_Problem to work on_:
Give every entry again, word for word and in full.

_____

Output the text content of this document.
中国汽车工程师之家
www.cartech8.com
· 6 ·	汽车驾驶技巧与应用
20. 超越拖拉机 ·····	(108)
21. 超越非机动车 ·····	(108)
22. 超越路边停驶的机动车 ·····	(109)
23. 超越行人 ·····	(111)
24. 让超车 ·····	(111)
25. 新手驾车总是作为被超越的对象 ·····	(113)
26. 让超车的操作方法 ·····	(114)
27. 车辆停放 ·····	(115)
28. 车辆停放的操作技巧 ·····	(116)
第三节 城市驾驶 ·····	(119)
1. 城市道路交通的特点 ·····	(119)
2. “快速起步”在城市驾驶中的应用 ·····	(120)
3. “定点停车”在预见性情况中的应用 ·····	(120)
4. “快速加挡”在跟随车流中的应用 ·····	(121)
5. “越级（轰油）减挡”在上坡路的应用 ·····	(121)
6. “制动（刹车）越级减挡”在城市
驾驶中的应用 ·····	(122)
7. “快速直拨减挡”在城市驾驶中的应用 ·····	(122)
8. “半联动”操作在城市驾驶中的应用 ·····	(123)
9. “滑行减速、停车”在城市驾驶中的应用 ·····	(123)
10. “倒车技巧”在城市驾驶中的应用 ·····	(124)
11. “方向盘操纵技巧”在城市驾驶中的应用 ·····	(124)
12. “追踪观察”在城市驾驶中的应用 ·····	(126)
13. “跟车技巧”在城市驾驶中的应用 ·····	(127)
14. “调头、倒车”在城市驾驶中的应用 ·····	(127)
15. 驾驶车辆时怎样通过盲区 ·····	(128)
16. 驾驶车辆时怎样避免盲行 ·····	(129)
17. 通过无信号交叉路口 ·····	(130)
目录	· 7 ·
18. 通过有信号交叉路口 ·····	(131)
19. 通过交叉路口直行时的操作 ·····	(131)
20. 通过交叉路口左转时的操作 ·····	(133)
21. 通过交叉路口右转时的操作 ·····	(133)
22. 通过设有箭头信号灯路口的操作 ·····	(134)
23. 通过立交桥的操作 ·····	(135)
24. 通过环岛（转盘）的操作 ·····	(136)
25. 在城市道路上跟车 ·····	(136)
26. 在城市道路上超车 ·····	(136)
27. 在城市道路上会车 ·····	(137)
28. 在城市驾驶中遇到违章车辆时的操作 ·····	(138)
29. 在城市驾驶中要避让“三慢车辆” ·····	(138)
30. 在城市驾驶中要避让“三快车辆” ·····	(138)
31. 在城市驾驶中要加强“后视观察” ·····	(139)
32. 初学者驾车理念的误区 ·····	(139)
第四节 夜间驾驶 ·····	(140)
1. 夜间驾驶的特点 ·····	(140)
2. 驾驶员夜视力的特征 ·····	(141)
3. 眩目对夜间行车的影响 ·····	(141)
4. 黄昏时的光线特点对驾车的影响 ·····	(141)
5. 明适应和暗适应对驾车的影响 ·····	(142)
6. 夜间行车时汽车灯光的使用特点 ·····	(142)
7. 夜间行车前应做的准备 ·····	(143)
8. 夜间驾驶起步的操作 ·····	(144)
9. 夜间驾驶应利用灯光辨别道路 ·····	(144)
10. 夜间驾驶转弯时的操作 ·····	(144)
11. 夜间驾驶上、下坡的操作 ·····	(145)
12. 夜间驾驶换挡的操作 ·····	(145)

_____

_Complete response_:
Output the text content of this document.
中国汽车工程师之家
www.cartech8.com
· 6 ·	汽车驾驶技巧与应用
20. 超越拖拉机 ·····	(108)
21. 超越非机动车 ·····	(108)
22. 超越路边停驶的机动车 ·····	(109)
23. 超越行人 ·····	(111)
24. 让超车 ·····	(111)
25. 新手驾车总是作为被超越的对象 ·····	(113)
26. 让超车的操作方法 ·····	(114)
27. 车辆停放 ·····	(115)
28. 车辆停放的操作技巧 ·····	(116)
第三节 城市驾驶 ·····	(119)
1. 城市道路交通的特点 ·····	(119)
2. “快速起步”在城市驾驶中的应用 ·····	(120)
3. “定点停车”在预见性情况中的应用 ·····	(120)
4. “快速加挡”在跟随车流中的应用 ·····	(121)
5. “越级（轰油）减挡”在上坡路的应用 ·····	(121)
6. “制动（刹车）越级减挡”在城市
驾驶中的应用 ·····	(122)
7. “快速直拨减挡”在城市驾驶中的应用 ·····	(122)
8. “半联动”操作在城市驾驶中的应用 ·····	(123)
9. “滑行减速、停车”在城市驾驶中的应用 ·····	(123)
10. “倒车技巧”在城市驾驶中的应用 ·····	(124)
11. “方向盘操纵技巧”在城市驾驶中的应用 ·····	(124)
12. “追踪观察”在城市驾驶中的应用 ·····	(126)
13. “跟车技巧”在城市驾驶中的应用 ·····	(127)
14. “调头、倒车”在城市驾驶中的应用 ·····	(127)
15. 驾驶车辆时怎样通过盲区 ·····	(128)
16. 驾驶车辆时怎样避免盲行 ·····	(129)
17. 通过无信号交叉路口 ·····	(130)
目录	· 7 ·
18. 通过有信号交叉路口 ·····	(131)
19. 通过交叉路口直行时的操作 ·····	(131)
20. 通过交叉路口左转时的操作 ·····	(133)
21. 通过交叉路口右转时的操作 ·····	(133)
22. 通过设有箭头信号灯路口的操作 ·····	(134)
23. 通过立交桥的操作 ·····	(135)
24. 通过环岛（转盘）的操作 ·····	(136)
25. 在城市道路上跟车 ·····	(136)
26. 在城市道路上超车 ·····	(136)
27. 在城市道路上会车 ·····	(137)
28. 在城市驾驶中遇到违章车辆时的操作 ·····	(138)
29. 在城市驾驶中要避让“三慢车辆” ·····	(138)
30. 在城市驾驶中要避让“三快车辆” ·····	(138)
31. 在城市驾驶中要加强“后视观察” ·····	(139)
32. 初学者驾车理念的误区 ·····	(139)
第四节 夜间驾驶 ·····	(140)
1. 夜间驾驶的特点 ·····	(140)
2. 驾驶员夜视力的特征 ·····	(141)
3. 眩目对夜间行车的影响 ·····	(141)
4. 黄昏时的光线特点对驾车的影响 ·····	(141)
5. 明适应和暗适应对驾车的影响 ·····	(142)
6. 夜间行车时汽车灯光的使用特点 ·····	(142)
7. 夜间行车前应做的准备 ·····	(143)
8. 夜间驾驶起步的操作 ·····	(144)
9. 夜间驾驶应利用灯光辨别道路 ·····	(144)
10. 夜间驾驶转弯时的操作 ·····	(144)
11. 夜间驾驶上、下坡的操作 ·····	(145)
12. 夜间驾驶换挡的操作 ·····	(145)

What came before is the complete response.